Chart and figure data:

§

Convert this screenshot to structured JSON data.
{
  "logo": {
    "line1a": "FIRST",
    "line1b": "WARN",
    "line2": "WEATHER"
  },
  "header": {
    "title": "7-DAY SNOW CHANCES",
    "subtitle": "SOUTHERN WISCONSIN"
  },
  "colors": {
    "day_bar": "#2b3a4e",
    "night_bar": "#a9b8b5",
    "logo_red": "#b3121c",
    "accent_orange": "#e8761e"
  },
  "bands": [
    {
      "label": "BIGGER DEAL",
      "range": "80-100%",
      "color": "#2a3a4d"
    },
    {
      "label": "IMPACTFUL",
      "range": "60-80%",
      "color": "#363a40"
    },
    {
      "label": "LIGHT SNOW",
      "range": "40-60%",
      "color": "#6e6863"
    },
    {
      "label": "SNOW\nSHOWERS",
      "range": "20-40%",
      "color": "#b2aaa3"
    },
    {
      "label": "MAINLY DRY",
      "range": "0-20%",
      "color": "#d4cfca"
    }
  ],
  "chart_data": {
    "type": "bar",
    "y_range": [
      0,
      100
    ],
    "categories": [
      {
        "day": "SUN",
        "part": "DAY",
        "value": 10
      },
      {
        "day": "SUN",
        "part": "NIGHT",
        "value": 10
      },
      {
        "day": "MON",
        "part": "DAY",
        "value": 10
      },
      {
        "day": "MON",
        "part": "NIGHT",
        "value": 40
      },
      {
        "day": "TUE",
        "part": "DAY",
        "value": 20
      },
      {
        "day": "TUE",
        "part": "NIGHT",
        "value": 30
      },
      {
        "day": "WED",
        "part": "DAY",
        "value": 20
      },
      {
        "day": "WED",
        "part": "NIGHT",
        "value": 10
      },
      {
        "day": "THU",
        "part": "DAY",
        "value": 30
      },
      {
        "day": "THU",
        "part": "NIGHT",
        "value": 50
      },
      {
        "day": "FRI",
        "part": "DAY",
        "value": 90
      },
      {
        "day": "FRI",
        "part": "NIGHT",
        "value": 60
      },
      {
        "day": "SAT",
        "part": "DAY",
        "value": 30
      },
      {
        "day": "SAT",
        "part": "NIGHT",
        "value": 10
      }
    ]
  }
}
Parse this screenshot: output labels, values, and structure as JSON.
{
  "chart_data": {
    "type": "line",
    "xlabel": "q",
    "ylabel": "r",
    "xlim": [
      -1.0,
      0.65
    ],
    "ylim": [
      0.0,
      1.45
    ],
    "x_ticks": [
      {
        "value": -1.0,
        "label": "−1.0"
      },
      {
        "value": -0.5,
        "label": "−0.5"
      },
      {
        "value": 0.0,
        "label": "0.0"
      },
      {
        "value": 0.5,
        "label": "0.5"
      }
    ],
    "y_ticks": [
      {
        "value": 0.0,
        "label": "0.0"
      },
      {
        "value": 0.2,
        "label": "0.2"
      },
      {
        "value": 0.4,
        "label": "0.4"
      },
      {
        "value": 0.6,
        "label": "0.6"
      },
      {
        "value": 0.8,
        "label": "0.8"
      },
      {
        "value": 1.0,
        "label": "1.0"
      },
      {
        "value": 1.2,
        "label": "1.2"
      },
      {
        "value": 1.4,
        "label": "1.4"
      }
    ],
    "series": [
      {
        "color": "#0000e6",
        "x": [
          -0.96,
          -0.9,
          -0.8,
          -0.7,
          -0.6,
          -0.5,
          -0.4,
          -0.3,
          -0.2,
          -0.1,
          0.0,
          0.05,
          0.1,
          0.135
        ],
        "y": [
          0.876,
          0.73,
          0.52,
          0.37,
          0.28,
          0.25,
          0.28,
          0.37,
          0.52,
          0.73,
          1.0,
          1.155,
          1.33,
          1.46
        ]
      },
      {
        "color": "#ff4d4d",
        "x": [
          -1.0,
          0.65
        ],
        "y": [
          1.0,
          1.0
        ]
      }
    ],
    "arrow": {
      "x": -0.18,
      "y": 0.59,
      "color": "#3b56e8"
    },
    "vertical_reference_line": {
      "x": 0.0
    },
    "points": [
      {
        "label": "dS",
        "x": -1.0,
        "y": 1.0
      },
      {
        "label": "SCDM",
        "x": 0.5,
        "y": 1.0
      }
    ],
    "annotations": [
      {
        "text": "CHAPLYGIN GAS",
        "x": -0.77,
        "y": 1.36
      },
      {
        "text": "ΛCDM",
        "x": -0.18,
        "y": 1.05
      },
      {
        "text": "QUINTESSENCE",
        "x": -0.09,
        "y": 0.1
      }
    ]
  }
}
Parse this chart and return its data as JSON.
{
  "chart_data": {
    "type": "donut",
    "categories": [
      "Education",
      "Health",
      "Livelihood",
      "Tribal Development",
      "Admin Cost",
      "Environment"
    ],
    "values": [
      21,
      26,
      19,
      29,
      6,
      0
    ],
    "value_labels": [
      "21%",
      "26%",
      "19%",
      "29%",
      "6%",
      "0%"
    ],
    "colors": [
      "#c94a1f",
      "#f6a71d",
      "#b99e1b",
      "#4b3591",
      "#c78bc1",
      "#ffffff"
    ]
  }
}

§

Prompt :: Scan the listing above. Collect all lines with the word "screenshot".

The result ::
Convert this screenshot to structured JSON data.
Parse this screenshot: output labels, values, and structure as JSON.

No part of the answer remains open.